A block of data:

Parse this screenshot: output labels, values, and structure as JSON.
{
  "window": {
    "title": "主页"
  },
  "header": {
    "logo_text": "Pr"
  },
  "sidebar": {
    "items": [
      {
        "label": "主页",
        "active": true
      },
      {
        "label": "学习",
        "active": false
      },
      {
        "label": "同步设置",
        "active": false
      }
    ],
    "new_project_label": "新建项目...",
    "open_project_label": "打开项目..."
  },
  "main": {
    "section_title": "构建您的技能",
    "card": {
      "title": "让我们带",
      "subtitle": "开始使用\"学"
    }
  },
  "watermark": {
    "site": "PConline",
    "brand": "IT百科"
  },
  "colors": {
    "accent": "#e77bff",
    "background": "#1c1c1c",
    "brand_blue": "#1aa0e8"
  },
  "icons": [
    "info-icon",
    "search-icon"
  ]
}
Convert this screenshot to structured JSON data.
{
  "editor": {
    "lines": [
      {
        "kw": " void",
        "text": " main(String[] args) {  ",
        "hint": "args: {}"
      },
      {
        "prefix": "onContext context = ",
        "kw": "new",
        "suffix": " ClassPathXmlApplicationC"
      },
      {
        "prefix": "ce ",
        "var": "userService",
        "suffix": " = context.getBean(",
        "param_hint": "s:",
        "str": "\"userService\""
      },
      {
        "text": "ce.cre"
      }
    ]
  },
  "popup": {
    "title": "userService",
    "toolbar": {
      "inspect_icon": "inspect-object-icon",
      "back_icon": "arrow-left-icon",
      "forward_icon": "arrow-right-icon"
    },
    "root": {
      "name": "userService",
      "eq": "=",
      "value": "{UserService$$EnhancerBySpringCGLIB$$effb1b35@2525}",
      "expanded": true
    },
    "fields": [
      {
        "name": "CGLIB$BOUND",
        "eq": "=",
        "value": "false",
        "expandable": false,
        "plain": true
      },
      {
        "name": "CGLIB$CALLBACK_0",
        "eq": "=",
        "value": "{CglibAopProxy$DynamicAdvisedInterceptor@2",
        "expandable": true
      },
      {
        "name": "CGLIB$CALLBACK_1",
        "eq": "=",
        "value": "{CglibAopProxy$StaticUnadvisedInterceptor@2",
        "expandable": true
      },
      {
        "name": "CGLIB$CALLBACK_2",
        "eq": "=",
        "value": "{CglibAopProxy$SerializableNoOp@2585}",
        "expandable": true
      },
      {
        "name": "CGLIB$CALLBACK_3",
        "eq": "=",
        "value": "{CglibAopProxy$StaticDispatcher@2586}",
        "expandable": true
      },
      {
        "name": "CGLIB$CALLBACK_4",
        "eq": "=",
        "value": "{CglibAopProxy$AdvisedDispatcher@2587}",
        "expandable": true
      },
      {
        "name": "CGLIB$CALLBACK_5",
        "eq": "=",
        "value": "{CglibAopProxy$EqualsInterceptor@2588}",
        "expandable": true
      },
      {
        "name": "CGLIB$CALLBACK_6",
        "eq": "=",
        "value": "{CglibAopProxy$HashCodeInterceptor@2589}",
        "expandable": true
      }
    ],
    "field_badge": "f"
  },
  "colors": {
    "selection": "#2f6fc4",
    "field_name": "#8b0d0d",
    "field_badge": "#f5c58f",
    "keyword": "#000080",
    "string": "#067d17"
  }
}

* [Prompt]
Copy all the lines above that hold the string "arrow".

* [In response]
      "back_icon": "arrow-left-icon",
      "forward_icon": "arrow-right-icon"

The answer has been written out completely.